• [Exercise details]:
Produce an exact copy of all the records.

• [Material to process]:
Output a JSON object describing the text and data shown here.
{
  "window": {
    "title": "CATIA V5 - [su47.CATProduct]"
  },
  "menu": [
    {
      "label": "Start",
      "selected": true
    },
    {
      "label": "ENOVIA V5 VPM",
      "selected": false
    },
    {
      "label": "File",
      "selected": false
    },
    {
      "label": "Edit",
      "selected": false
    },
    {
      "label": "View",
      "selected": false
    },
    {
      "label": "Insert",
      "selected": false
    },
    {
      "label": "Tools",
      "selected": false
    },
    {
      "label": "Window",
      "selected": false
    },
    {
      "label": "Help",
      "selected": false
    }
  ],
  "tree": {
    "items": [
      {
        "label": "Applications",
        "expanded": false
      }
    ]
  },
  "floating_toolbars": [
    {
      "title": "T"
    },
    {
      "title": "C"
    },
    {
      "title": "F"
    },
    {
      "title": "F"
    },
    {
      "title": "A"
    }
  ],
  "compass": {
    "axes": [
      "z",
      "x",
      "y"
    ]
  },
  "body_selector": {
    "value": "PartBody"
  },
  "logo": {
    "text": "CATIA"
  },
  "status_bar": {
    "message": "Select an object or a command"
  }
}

• [Final result]:
Output a JSON object describing the text and data shown here.
{
  "window": {
    "title": "CATIA V5 - [su47.CATProduct]"
  },
  "menu": [
    {
      "label": "Start",
      "selected": true
    },
    {
      "label": "ENOVIA V5 VPM",
      "selected": false
    },
    {
      "label": "File",
      "selected": false
    },
    {
      "label": "Edit",
      "selected": false
    },
    {
      "label": "View",
      "selected": false
    },
    {
      "label": "Insert",
      "selected": false
    },
    {
      "label": "Tools",
      "selected": false
    },
    {
      "label": "Window",
      "selected": false
    },
    {
      "label": "Help",
      "selected": false
    }
  ],
  "tree": {
    "items": [
      {
        "label": "Applications",
        "expanded": false
      }
    ]
  },
  "floating_toolbars": [
    {
      "title": "T"
    },
    {
      "title": "C"
    },
    {
      "title": "F"
    },
    {
      "title": "F"
    },
    {
      "title": "A"
    }
  ],
  "compass": {
    "axes": [
      "z",
      "x",
      "y"
    ]
  },
  "body_selector": {
    "value": "PartBody"
  },
  "logo": {
    "text": "CATIA"
  },
  "status_bar": {
    "message": "Select an object or a command"
  }
}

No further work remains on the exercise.